■ DATA IN THIS EXERCISE:

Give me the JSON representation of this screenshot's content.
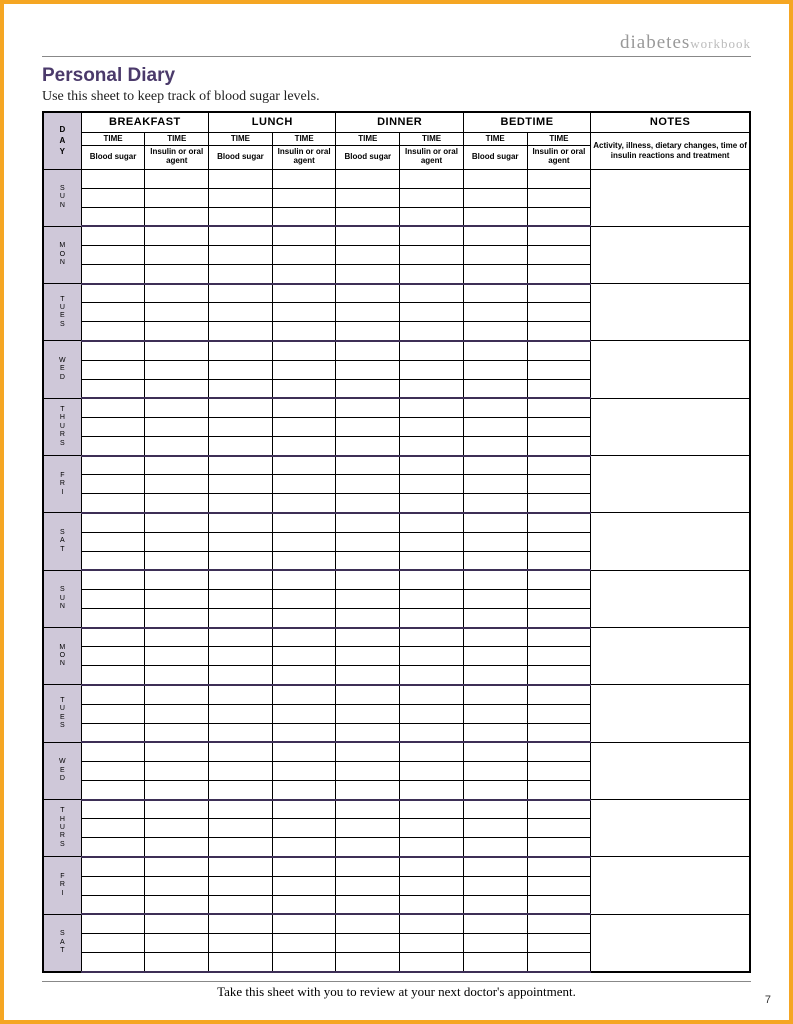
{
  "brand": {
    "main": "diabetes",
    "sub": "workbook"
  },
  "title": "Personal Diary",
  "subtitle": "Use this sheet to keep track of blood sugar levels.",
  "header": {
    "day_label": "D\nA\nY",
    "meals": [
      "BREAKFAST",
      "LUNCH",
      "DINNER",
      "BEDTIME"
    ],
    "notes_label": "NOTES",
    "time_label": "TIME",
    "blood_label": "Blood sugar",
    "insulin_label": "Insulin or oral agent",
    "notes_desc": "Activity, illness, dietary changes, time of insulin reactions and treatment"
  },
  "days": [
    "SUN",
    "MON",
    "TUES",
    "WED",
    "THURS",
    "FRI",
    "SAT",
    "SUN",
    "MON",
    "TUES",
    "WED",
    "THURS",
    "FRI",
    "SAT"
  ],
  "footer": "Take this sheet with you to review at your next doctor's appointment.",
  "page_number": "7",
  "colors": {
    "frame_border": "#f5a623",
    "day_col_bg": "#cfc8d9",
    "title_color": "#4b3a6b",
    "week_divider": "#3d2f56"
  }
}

---

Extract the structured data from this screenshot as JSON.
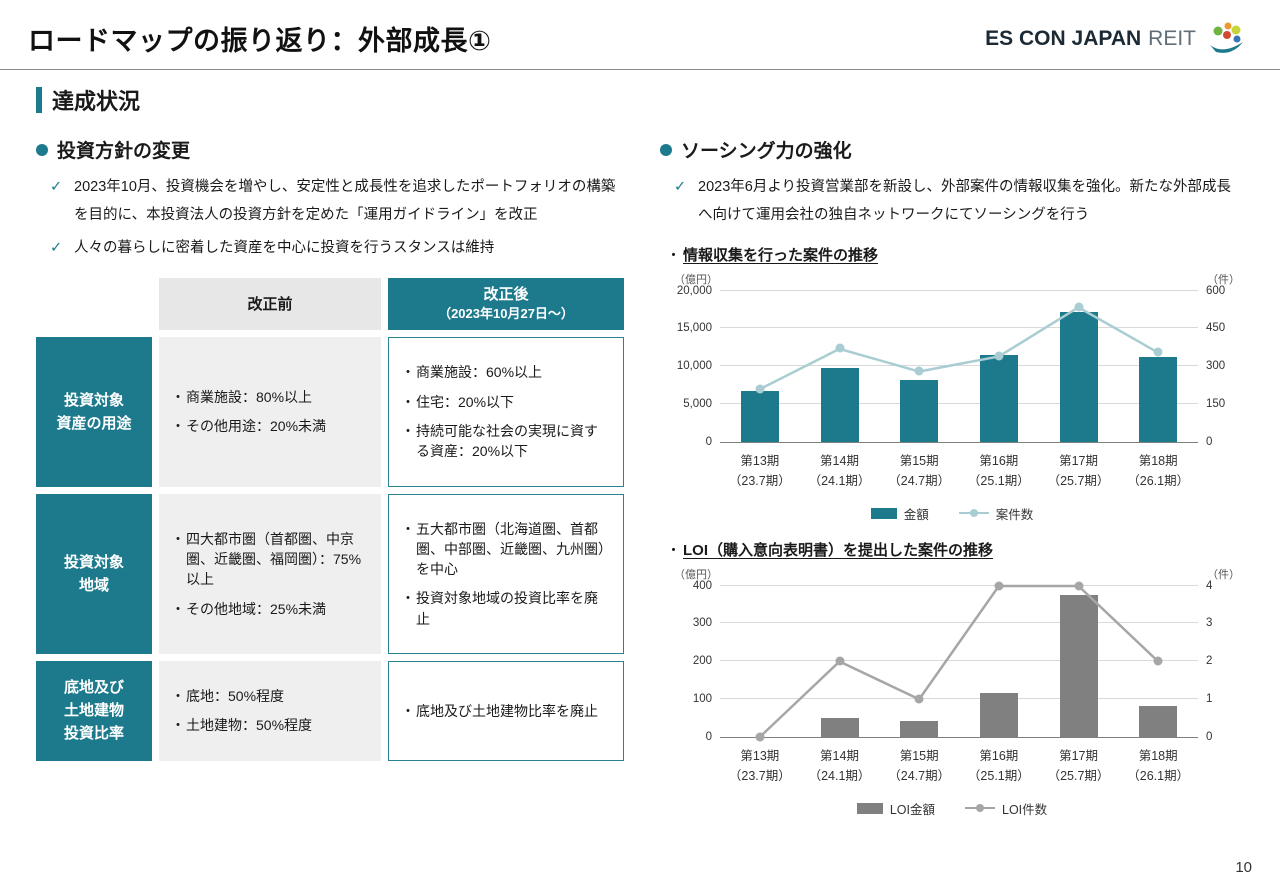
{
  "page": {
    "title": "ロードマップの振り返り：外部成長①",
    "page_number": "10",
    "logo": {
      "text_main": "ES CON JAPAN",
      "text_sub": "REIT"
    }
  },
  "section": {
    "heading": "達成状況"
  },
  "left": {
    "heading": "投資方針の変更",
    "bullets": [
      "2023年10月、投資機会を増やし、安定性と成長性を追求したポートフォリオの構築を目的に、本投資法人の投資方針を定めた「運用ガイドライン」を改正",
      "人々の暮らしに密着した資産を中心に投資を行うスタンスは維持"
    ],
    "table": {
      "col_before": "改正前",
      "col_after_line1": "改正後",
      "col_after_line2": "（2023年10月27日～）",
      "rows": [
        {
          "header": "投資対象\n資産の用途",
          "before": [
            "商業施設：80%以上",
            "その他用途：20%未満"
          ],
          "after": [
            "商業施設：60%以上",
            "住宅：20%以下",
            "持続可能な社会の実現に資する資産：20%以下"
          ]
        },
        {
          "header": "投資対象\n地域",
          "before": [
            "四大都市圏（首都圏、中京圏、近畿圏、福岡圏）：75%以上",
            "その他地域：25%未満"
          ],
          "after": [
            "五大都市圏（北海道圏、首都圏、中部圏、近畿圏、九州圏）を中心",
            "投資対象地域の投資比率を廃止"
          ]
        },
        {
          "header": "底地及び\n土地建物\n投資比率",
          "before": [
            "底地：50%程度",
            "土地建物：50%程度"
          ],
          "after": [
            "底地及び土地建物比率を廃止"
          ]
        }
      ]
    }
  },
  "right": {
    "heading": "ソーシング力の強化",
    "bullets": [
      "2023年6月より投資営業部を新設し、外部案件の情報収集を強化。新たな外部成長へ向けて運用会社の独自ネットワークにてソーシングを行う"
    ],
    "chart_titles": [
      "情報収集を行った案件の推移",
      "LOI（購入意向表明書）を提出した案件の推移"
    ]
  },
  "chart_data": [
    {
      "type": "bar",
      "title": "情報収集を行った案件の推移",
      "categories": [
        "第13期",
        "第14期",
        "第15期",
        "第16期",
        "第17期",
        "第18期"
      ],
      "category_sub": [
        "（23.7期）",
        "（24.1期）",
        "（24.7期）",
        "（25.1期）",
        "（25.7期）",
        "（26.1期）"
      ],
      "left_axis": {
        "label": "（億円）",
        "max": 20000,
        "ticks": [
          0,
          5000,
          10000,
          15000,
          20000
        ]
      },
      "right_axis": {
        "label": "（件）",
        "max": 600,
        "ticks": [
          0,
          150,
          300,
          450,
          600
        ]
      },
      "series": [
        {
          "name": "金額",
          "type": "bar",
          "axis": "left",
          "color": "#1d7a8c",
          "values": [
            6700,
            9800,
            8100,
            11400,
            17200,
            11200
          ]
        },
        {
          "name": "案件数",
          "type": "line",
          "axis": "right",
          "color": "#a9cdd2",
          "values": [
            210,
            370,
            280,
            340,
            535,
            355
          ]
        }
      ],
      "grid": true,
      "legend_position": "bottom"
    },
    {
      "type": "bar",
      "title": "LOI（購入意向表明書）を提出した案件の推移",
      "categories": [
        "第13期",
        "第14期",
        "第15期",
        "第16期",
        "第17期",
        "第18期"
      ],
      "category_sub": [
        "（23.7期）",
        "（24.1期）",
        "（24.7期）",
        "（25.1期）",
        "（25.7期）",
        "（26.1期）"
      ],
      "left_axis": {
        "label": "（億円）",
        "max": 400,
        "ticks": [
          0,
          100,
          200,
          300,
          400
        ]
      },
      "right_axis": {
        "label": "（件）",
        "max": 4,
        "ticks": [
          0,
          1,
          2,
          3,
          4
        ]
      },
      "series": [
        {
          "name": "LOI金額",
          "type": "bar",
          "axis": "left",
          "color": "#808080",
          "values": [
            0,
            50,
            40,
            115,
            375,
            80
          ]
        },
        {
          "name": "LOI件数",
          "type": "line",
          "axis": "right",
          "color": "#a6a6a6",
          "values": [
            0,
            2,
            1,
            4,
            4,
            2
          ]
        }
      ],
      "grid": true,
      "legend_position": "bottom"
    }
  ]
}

■ DESCRIPTION OF THE TASK:
Copy out each line in the listing that has the word "sheet".

■ FINAL RESULT:
  "subtitle": "Use this sheet to keep track of blood sugar levels.",
  "footer": "Take this sheet with you to review at your next doctor's appointment.",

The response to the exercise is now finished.